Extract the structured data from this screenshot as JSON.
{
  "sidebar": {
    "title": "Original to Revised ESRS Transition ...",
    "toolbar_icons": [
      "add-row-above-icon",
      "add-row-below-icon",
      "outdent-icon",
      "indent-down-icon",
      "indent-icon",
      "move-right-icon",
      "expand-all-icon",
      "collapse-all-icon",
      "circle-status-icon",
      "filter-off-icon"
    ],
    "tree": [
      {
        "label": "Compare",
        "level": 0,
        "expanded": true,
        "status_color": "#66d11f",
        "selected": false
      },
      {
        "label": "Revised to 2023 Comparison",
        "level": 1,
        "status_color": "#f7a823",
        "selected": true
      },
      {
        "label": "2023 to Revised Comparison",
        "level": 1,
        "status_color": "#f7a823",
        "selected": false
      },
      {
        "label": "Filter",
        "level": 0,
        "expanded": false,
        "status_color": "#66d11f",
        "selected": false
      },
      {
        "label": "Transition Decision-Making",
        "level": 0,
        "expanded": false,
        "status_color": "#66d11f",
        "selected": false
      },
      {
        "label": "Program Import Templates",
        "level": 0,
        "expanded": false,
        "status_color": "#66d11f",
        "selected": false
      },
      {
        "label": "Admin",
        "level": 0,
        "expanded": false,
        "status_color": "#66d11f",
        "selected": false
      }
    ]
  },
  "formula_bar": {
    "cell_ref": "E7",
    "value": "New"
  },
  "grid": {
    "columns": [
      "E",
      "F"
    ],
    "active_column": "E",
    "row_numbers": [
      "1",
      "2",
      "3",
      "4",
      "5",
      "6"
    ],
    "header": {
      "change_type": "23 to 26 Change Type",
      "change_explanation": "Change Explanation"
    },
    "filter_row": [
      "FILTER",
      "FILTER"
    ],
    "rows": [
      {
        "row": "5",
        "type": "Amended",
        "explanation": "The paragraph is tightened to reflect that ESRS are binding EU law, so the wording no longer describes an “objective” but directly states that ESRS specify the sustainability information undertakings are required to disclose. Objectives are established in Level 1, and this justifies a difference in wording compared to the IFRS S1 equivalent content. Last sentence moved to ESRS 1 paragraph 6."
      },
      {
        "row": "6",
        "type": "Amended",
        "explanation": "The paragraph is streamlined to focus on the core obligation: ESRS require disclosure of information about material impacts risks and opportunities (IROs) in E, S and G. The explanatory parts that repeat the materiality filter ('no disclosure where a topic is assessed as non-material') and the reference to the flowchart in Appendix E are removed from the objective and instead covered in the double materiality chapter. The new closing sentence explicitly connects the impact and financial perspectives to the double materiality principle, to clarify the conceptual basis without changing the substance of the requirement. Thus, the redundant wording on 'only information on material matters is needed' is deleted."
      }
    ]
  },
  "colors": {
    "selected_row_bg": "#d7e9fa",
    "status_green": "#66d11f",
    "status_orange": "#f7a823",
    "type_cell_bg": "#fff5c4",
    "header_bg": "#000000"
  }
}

● ● ● ● ● ● ●

§ **What the task asks**
Return only those lines of the records that contain the string "Transition".

§ **Full response**
    "title": "Original to Revised ESRS Transition ...",
        "label": "Transition Decision-Making",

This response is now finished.